[Your task]
Reproduce the following lines word for word, with nothing added, dropped, or changed.

[Given data]
[START]
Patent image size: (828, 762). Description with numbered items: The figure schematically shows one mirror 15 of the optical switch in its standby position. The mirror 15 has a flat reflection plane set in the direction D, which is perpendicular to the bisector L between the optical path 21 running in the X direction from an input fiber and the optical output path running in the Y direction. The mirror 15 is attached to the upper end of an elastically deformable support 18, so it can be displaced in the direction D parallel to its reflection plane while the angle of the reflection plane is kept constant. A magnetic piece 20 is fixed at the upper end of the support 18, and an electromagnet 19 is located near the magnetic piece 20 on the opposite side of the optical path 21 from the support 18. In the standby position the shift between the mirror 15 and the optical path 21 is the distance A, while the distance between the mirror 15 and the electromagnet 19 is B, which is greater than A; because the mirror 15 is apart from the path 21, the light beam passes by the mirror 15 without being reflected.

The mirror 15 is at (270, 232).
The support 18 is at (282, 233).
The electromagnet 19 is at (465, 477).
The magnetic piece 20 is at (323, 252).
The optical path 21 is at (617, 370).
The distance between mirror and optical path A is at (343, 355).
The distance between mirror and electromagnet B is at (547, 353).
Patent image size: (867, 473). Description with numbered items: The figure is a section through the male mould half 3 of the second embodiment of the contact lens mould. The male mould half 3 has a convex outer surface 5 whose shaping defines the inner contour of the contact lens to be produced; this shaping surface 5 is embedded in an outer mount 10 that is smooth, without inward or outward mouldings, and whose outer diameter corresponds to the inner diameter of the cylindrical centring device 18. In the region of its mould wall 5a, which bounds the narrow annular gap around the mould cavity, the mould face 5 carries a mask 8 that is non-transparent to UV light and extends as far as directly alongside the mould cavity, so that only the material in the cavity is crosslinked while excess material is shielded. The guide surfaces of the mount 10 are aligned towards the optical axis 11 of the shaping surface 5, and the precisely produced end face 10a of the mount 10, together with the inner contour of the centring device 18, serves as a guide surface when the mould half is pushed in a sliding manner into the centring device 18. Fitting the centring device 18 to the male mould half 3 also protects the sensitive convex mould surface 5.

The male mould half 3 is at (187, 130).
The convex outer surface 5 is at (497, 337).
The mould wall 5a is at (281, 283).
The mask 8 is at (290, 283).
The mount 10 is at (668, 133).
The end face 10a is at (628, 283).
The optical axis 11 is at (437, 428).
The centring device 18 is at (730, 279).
[END]
[Written response]
Patent image size: (828, 762). Description with numbered items: The figure schematically shows one mirror 15 of the optical switch in its standby position. The mirror 15 has a flat reflection plane set in the direction D, which is perpendicular to the bisector L between the optical path 21 running in the X direction from an input fiber and the optical output path running in the Y direction. The mirror 15 is attached to the upper end of an elastically deformable support 18, so it can be displaced in the direction D parallel to its reflection plane while the angle of the reflection plane is kept constant. A magnetic piece 20 is fixed at the upper end of the support 18, and an electromagnet 19 is located near the magnetic piece 20 on the opposite side of the optical path 21 from the support 18. In the standby position the shift between the mirror 15 and the optical path 21 is the distance A, while the distance between the mirror 15 and the electromagnet 19 is B, which is greater than A; because the mirror 15 is apart from the path 21, the light beam passes by the mirror 15 without being reflected.

The mirror 15 is at (270, 232).
The support 18 is at (282, 233).
The electromagnet 19 is at (465, 477).
The magnetic piece 20 is at (323, 252).
The optical path 21 is at (617, 370).
The distance between mirror and optical path A is at (343, 355).
The distance between mirror and electromagnet B is at (547, 353).
Patent image size: (867, 473). Description with numbered items: The figure is a section through the male mould half 3 of the second embodiment of the contact lens mould. The male mould half 3 has a convex outer surface 5 whose shaping defines the inner contour of the contact lens to be produced; this shaping surface 5 is embedded in an outer mount 10 that is smooth, without inward or outward mouldings, and whose outer diameter corresponds to the inner diameter of the cylindrical centring device 18. In the region of its mould wall 5a, which bounds the narrow annular gap around the mould cavity, the mould face 5 carries a mask 8 that is non-transparent to UV light and extends as far as directly alongside the mould cavity, so that only the material in the cavity is crosslinked while excess material is shielded. The guide surfaces of the mount 10 are aligned towards the optical axis 11 of the shaping surface 5, and the precisely produced end face 10a of the mount 10, together with the inner contour of the centring device 18, serves as a guide surface when the mould half is pushed in a sliding manner into the centring device 18. Fitting the centring device 18 to the male mould half 3 also protects the sensitive convex mould surface 5.

The male mould half 3 is at (187, 130).
The convex outer surface 5 is at (497, 337).
The mould wall 5a is at (281, 283).
The mask 8 is at (290, 283).
The mount 10 is at (668, 133).
The end face 10a is at (628, 283).
The optical axis 11 is at (437, 428).
The centring device 18 is at (730, 279).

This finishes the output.